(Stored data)
+ + + +

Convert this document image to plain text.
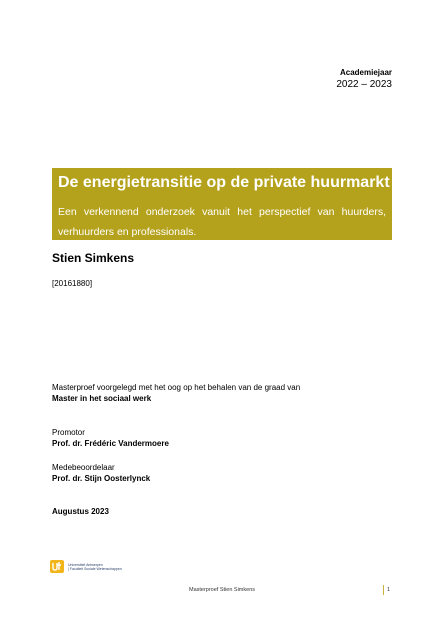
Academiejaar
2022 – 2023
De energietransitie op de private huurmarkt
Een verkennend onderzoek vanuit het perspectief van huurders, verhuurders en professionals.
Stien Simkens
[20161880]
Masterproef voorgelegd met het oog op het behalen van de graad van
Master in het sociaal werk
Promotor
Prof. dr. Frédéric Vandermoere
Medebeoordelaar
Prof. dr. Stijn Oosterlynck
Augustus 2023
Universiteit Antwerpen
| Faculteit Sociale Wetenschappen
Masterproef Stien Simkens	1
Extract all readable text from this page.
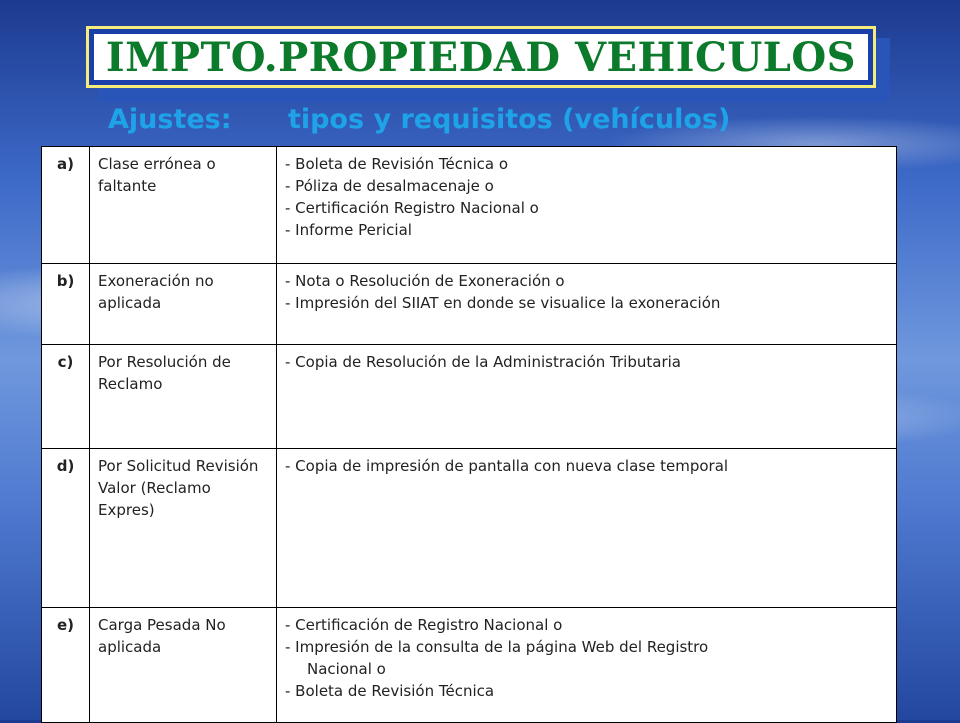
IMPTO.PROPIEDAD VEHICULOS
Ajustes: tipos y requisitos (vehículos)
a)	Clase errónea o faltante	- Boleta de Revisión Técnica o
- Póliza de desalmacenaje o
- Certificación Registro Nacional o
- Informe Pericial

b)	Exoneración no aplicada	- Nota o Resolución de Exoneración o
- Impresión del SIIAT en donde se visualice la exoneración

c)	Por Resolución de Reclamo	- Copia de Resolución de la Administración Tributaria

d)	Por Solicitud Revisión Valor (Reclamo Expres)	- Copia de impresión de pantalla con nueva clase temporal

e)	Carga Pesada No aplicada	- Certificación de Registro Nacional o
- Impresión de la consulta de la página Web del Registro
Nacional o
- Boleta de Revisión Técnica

+ + + +

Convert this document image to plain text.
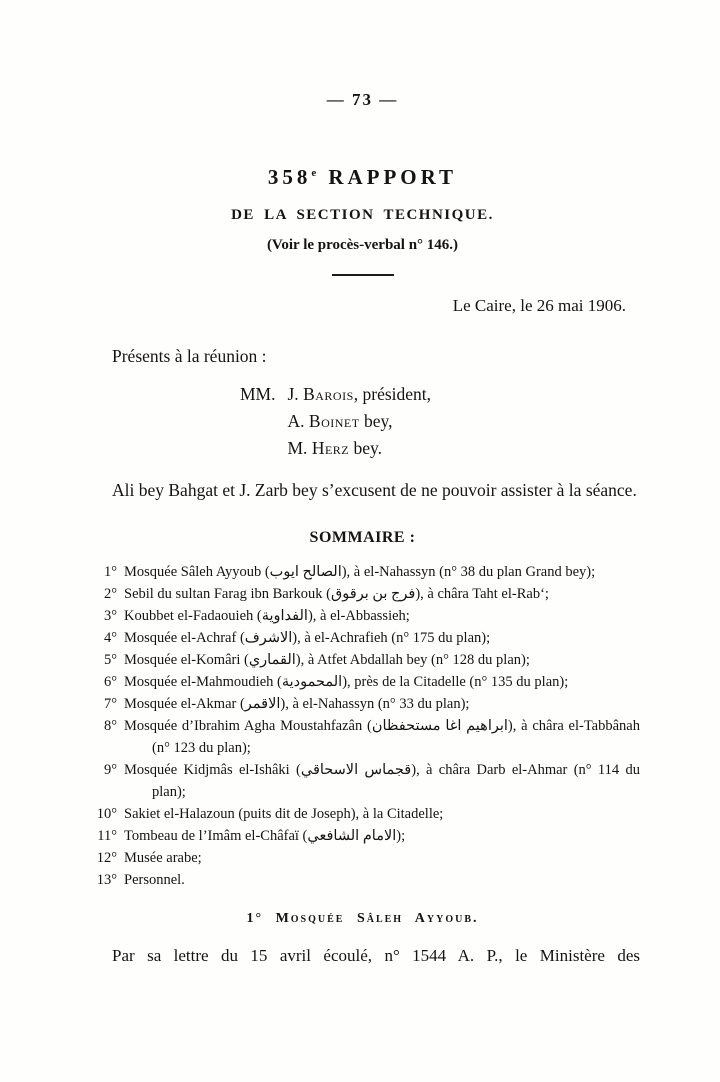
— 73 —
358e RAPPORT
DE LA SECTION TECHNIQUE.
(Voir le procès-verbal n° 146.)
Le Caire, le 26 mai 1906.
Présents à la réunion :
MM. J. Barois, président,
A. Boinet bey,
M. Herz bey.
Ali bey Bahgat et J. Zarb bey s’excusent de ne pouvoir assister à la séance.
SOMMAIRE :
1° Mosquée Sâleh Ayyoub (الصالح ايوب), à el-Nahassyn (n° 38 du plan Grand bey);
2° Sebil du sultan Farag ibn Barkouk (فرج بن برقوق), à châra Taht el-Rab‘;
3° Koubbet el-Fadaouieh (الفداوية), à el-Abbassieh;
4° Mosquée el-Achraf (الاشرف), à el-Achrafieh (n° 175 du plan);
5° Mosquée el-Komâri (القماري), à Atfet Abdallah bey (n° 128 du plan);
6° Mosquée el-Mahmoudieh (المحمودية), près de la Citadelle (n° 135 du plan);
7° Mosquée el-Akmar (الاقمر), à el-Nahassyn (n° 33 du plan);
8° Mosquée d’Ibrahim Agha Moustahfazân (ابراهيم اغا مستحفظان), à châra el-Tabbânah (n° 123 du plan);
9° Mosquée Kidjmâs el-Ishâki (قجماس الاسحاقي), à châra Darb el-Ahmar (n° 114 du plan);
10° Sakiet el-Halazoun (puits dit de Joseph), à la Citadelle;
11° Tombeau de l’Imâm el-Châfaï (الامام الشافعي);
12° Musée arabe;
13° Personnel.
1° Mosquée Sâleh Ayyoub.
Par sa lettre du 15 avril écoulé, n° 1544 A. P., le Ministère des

+ + + +

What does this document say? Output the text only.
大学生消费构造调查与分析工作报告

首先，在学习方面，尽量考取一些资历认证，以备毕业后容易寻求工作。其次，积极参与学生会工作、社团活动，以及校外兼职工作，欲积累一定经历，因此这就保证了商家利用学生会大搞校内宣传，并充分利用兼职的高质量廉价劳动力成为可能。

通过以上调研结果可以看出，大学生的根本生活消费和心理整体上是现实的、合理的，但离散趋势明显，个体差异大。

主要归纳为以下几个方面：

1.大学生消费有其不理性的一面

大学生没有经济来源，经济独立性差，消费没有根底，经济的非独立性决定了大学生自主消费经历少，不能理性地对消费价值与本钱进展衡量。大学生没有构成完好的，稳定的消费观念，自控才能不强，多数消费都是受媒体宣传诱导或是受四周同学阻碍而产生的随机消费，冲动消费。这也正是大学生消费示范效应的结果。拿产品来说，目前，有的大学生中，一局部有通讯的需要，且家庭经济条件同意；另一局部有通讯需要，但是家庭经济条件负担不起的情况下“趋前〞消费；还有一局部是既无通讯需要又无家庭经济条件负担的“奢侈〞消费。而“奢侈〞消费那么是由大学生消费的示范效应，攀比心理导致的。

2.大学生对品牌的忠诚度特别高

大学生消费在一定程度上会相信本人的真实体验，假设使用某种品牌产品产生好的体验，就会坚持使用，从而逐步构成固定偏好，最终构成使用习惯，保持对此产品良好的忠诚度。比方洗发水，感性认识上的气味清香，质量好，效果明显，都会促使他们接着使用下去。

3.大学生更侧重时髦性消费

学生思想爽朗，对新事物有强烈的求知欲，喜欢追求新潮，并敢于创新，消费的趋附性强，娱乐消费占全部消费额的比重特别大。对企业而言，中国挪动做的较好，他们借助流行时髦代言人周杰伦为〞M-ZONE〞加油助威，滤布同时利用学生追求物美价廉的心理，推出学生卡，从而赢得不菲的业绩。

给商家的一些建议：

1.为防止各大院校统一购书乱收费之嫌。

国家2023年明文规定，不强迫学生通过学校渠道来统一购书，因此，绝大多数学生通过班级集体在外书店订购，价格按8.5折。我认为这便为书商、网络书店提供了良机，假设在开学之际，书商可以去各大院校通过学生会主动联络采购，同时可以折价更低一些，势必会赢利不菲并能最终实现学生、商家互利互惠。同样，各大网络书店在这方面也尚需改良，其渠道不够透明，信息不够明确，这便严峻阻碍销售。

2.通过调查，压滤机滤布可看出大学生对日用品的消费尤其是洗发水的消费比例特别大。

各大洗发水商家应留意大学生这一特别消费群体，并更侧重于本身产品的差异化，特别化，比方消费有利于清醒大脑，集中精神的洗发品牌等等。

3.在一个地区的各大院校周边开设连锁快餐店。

+ + + +

* [Exercise]: State how many lines in the records above contain the word "Ayyoub", and give only that number.

* [Worked answer]: 2